- [Task description]
Carry none of the pictures over; write out the complete data exactly.

Items from a figure collection
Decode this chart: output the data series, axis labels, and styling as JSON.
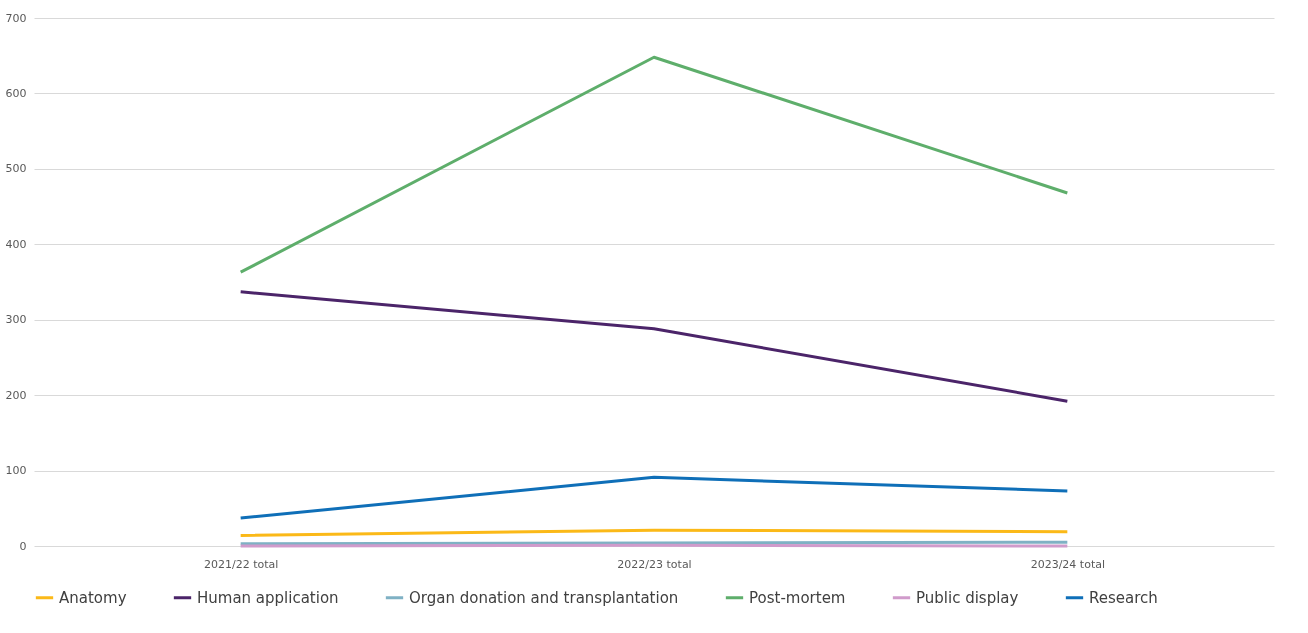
{
  "chart_data": {
    "type": "line",
    "categories": [
      "2021/22 total",
      "2022/23 total",
      "2023/24 total"
    ],
    "series": [
      {
        "name": "Anatomy",
        "color": "#fbb918",
        "values": [
          14,
          21,
          19
        ]
      },
      {
        "name": "Human application",
        "color": "#4b2469",
        "values": [
          337,
          288,
          192
        ]
      },
      {
        "name": "Organ donation and transplantation",
        "color": "#7fb1c4",
        "values": [
          3,
          4,
          5
        ]
      },
      {
        "name": "Post-mortem",
        "color": "#5eae6b",
        "values": [
          363,
          648,
          468
        ]
      },
      {
        "name": "Public display",
        "color": "#d09bcb",
        "values": [
          0,
          1,
          0
        ]
      },
      {
        "name": "Research",
        "color": "#0f6fb8",
        "values": [
          37,
          91,
          73
        ]
      }
    ],
    "ylim": [
      0,
      700
    ],
    "yticks": [
      0,
      100,
      200,
      300,
      400,
      500,
      600,
      700
    ],
    "grid": "y",
    "legend": "bottom",
    "marker": "none",
    "line_style": "solid"
  }
}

- [Finished task]
Decode this chart: output the data series, axis labels, and styling as JSON.
{
  "chart_data": {
    "type": "line",
    "categories": [
      "2021/22 total",
      "2022/23 total",
      "2023/24 total"
    ],
    "series": [
      {
        "name": "Anatomy",
        "color": "#fbb918",
        "values": [
          14,
          21,
          19
        ]
      },
      {
        "name": "Human application",
        "color": "#4b2469",
        "values": [
          337,
          288,
          192
        ]
      },
      {
        "name": "Organ donation and transplantation",
        "color": "#7fb1c4",
        "values": [
          3,
          4,
          5
        ]
      },
      {
        "name": "Post-mortem",
        "color": "#5eae6b",
        "values": [
          363,
          648,
          468
        ]
      },
      {
        "name": "Public display",
        "color": "#d09bcb",
        "values": [
          0,
          1,
          0
        ]
      },
      {
        "name": "Research",
        "color": "#0f6fb8",
        "values": [
          37,
          91,
          73
        ]
      }
    ],
    "ylim": [
      0,
      700
    ],
    "yticks": [
      0,
      100,
      200,
      300,
      400,
      500,
      600,
      700
    ],
    "grid": "y",
    "legend": "bottom",
    "marker": "none",
    "line_style": "solid"
  }
}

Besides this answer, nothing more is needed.